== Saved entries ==
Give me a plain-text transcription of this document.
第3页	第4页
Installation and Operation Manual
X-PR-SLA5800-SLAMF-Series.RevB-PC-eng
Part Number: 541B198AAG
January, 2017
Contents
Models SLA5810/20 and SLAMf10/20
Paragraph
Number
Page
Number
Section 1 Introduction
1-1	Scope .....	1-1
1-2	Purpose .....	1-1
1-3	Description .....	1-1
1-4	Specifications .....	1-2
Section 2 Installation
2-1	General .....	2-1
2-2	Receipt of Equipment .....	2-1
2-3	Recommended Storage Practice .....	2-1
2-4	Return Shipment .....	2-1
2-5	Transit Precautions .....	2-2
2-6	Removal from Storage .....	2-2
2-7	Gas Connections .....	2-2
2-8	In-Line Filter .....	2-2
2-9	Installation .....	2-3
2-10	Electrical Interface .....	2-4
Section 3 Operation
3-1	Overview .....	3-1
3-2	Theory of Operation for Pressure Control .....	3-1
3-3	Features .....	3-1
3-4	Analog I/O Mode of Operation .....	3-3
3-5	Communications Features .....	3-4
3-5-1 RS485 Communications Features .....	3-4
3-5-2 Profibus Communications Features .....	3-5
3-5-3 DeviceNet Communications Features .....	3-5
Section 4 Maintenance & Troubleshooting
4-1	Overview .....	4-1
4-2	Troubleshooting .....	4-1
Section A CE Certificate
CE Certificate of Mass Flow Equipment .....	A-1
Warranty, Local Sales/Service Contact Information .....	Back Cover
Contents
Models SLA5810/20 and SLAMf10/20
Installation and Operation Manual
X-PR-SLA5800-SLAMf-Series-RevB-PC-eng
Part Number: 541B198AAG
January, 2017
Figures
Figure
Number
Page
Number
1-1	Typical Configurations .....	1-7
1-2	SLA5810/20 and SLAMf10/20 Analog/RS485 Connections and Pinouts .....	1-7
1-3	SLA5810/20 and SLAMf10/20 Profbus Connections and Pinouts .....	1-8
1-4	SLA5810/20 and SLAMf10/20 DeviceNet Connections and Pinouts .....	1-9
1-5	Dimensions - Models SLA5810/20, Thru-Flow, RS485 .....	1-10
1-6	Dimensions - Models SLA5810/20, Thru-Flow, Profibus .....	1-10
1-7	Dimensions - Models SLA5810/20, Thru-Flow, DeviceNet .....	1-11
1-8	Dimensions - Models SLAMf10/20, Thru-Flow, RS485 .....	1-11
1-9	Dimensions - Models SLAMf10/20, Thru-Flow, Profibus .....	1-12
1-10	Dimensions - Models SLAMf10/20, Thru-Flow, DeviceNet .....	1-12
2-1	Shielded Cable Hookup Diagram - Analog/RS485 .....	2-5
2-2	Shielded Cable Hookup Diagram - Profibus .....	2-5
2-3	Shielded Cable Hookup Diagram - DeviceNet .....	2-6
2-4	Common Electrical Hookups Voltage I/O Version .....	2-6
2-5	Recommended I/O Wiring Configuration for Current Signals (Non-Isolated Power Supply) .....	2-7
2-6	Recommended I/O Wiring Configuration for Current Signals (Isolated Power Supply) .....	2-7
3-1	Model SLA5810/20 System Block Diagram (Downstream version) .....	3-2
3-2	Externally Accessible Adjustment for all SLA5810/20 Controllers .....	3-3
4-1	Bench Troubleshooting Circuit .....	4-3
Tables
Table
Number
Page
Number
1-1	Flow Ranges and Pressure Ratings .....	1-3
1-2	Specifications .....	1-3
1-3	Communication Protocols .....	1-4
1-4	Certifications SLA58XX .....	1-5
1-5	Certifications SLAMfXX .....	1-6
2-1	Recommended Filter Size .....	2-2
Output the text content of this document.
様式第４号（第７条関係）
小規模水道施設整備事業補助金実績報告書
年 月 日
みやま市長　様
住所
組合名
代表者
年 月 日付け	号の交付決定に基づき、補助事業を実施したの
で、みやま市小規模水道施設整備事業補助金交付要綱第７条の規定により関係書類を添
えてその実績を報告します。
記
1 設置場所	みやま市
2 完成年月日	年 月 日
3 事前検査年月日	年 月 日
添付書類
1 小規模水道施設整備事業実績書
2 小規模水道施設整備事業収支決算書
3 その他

== Your goal ==
Reproduce the full listing exactly.

== Correct response ==
Give me a plain-text transcription of this document.
第3页	第4页
Installation and Operation Manual
X-PR-SLA5800-SLAMF-Series.RevB-PC-eng
Part Number: 541B198AAG
January, 2017
Contents
Models SLA5810/20 and SLAMf10/20
Paragraph
Number
Page
Number
Section 1 Introduction
1-1	Scope .....	1-1
1-2	Purpose .....	1-1
1-3	Description .....	1-1
1-4	Specifications .....	1-2
Section 2 Installation
2-1	General .....	2-1
2-2	Receipt of Equipment .....	2-1
2-3	Recommended Storage Practice .....	2-1
2-4	Return Shipment .....	2-1
2-5	Transit Precautions .....	2-2
2-6	Removal from Storage .....	2-2
2-7	Gas Connections .....	2-2
2-8	In-Line Filter .....	2-2
2-9	Installation .....	2-3
2-10	Electrical Interface .....	2-4
Section 3 Operation
3-1	Overview .....	3-1
3-2	Theory of Operation for Pressure Control .....	3-1
3-3	Features .....	3-1
3-4	Analog I/O Mode of Operation .....	3-3
3-5	Communications Features .....	3-4
3-5-1 RS485 Communications Features .....	3-4
3-5-2 Profibus Communications Features .....	3-5
3-5-3 DeviceNet Communications Features .....	3-5
Section 4 Maintenance & Troubleshooting
4-1	Overview .....	4-1
4-2	Troubleshooting .....	4-1
Section A CE Certificate
CE Certificate of Mass Flow Equipment .....	A-1
Warranty, Local Sales/Service Contact Information .....	Back Cover
Contents
Models SLA5810/20 and SLAMf10/20
Installation and Operation Manual
X-PR-SLA5800-SLAMf-Series-RevB-PC-eng
Part Number: 541B198AAG
January, 2017
Figures
Figure
Number
Page
Number
1-1	Typical Configurations .....	1-7
1-2	SLA5810/20 and SLAMf10/20 Analog/RS485 Connections and Pinouts .....	1-7
1-3	SLA5810/20 and SLAMf10/20 Profbus Connections and Pinouts .....	1-8
1-4	SLA5810/20 and SLAMf10/20 DeviceNet Connections and Pinouts .....	1-9
1-5	Dimensions - Models SLA5810/20, Thru-Flow, RS485 .....	1-10
1-6	Dimensions - Models SLA5810/20, Thru-Flow, Profibus .....	1-10
1-7	Dimensions - Models SLA5810/20, Thru-Flow, DeviceNet .....	1-11
1-8	Dimensions - Models SLAMf10/20, Thru-Flow, RS485 .....	1-11
1-9	Dimensions - Models SLAMf10/20, Thru-Flow, Profibus .....	1-12
1-10	Dimensions - Models SLAMf10/20, Thru-Flow, DeviceNet .....	1-12
2-1	Shielded Cable Hookup Diagram - Analog/RS485 .....	2-5
2-2	Shielded Cable Hookup Diagram - Profibus .....	2-5
2-3	Shielded Cable Hookup Diagram - DeviceNet .....	2-6
2-4	Common Electrical Hookups Voltage I/O Version .....	2-6
2-5	Recommended I/O Wiring Configuration for Current Signals (Non-Isolated Power Supply) .....	2-7
2-6	Recommended I/O Wiring Configuration for Current Signals (Isolated Power Supply) .....	2-7
3-1	Model SLA5810/20 System Block Diagram (Downstream version) .....	3-2
3-2	Externally Accessible Adjustment for all SLA5810/20 Controllers .....	3-3
4-1	Bench Troubleshooting Circuit .....	4-3
Tables
Table
Number
Page
Number
1-1	Flow Ranges and Pressure Ratings .....	1-3
1-2	Specifications .....	1-3
1-3	Communication Protocols .....	1-4
1-4	Certifications SLA58XX .....	1-5
1-5	Certifications SLAMfXX .....	1-6
2-1	Recommended Filter Size .....	2-2
Output the text content of this document.
様式第４号（第７条関係）
小規模水道施設整備事業補助金実績報告書
年 月 日
みやま市長　様
住所
組合名
代表者
年 月 日付け	号の交付決定に基づき、補助事業を実施したの
で、みやま市小規模水道施設整備事業補助金交付要綱第７条の規定により関係書類を添
えてその実績を報告します。
記
1 設置場所	みやま市
2 完成年月日	年 月 日
3 事前検査年月日	年 月 日
添付書類
1 小規模水道施設整備事業実績書
2 小規模水道施設整備事業収支決算書
3 その他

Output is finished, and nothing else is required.